::: RAW RECORDS
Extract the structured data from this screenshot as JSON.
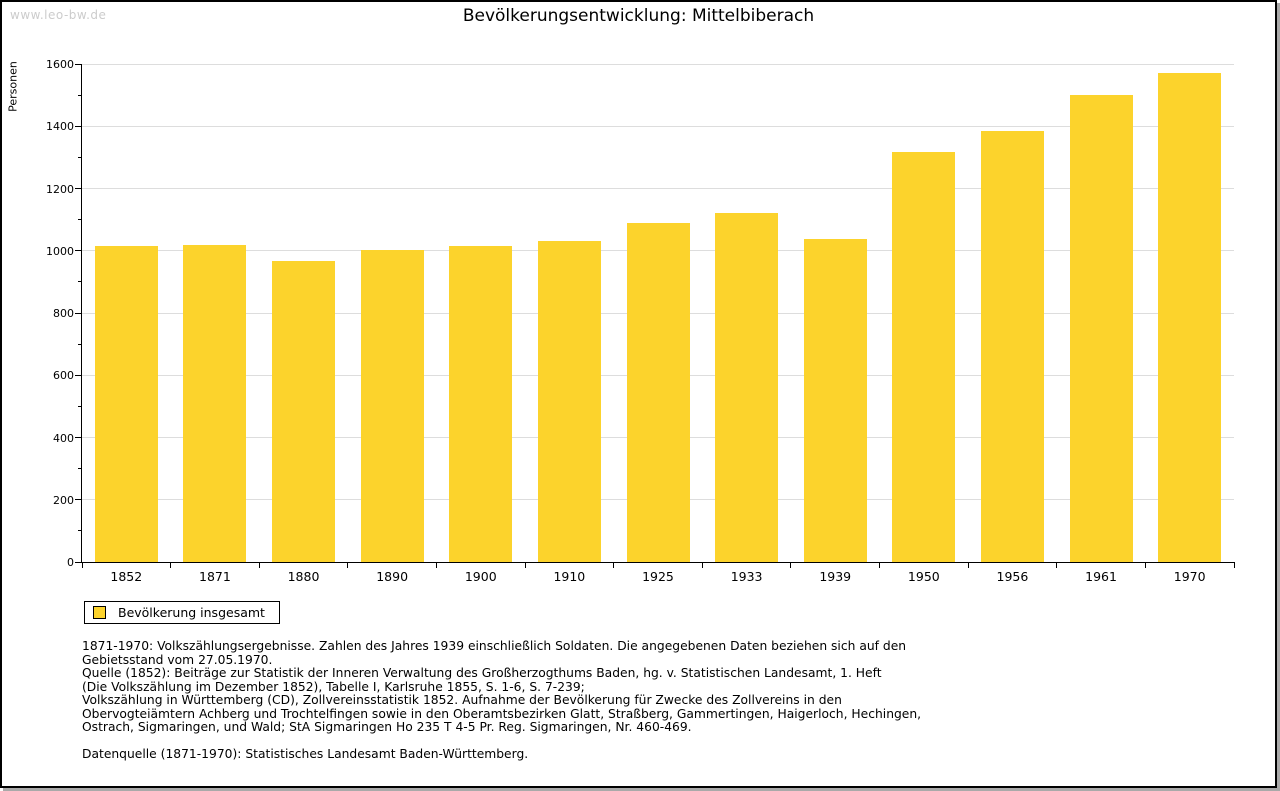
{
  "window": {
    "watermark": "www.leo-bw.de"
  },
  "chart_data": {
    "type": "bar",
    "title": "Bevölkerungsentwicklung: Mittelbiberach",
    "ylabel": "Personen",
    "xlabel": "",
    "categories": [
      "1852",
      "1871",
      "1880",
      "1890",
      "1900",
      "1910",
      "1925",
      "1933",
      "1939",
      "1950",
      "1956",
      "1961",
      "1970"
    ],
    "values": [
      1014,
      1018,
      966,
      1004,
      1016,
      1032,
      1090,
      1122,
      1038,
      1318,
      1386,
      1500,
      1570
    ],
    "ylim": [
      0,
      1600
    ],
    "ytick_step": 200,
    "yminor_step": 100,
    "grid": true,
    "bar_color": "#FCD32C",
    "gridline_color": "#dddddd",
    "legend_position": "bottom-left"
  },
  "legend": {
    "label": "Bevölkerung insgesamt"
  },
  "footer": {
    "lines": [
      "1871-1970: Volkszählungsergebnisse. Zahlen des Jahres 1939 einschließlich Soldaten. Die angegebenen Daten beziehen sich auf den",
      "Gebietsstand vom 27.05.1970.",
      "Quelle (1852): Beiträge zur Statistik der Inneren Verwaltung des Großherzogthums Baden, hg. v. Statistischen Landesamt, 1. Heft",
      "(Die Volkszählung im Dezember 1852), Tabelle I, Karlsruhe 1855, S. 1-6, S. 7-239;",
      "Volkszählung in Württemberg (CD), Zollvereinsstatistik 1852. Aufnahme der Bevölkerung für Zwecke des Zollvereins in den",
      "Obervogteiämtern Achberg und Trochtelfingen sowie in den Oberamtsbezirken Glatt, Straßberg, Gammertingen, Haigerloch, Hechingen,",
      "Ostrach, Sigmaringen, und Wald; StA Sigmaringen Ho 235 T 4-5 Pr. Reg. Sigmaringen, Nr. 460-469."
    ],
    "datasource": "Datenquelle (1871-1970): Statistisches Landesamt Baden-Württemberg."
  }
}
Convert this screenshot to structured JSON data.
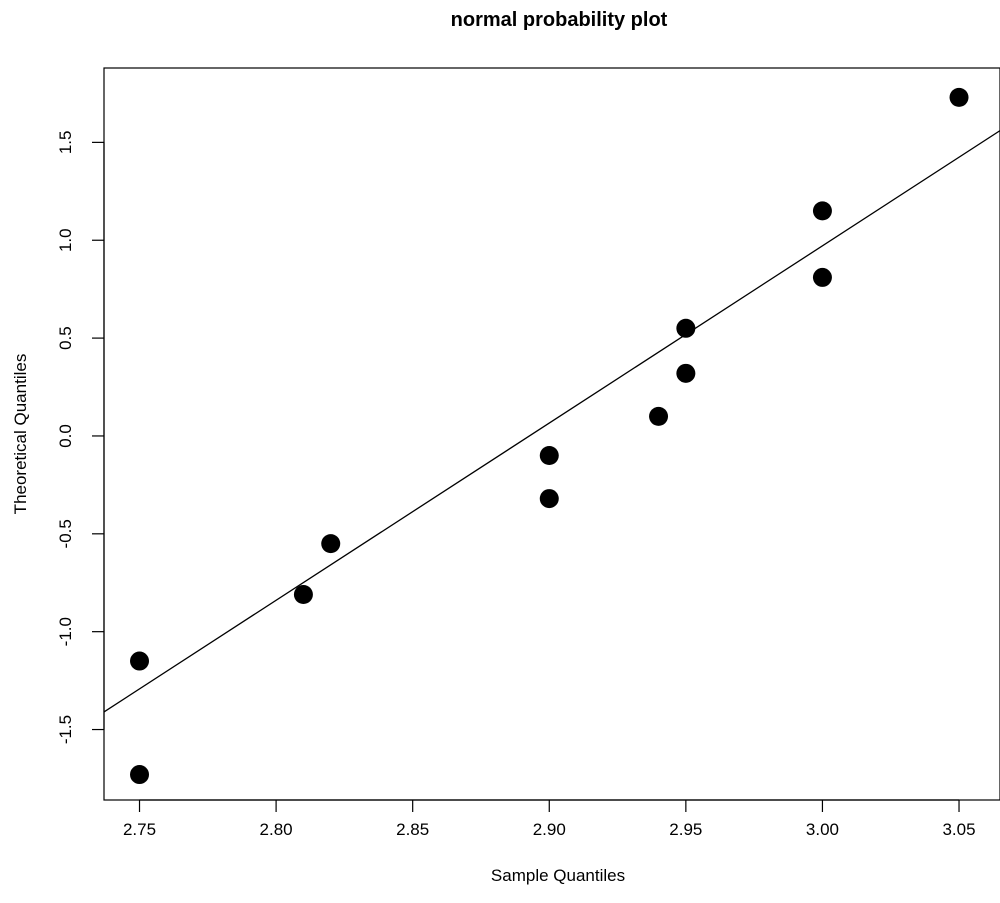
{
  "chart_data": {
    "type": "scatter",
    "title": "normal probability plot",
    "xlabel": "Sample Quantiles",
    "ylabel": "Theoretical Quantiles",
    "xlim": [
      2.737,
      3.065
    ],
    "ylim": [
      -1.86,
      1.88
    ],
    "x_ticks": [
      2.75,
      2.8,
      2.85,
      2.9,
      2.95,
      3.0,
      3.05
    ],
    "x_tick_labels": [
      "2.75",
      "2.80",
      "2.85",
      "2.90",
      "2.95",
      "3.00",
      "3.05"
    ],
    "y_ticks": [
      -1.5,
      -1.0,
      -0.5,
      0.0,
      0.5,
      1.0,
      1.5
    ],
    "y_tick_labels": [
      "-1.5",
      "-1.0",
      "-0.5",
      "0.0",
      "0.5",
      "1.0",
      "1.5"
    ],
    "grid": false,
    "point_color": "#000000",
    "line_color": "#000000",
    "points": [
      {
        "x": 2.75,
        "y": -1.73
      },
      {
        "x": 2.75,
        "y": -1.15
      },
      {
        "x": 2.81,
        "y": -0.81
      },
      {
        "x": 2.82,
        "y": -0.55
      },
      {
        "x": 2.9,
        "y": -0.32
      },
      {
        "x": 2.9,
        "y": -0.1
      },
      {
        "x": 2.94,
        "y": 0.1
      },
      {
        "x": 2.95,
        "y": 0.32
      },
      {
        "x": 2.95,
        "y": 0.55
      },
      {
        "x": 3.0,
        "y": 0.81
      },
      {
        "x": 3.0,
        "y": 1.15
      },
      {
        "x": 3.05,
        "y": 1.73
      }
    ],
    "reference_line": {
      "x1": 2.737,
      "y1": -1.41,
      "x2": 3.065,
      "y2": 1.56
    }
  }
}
::::::
WRITTEN PROBLEM: Lines that include the word "Baden" are to be extracted from the data above.

EXERCISE SOLUTION:
      "Quelle (1852): Beiträge zur Statistik der Inneren Verwaltung des Großherzogthums Baden, hg. v. Statistischen Landesamt, 1. Heft",
    "datasource": "Datenquelle (1871-1970): Statistisches Landesamt Baden-Württemberg."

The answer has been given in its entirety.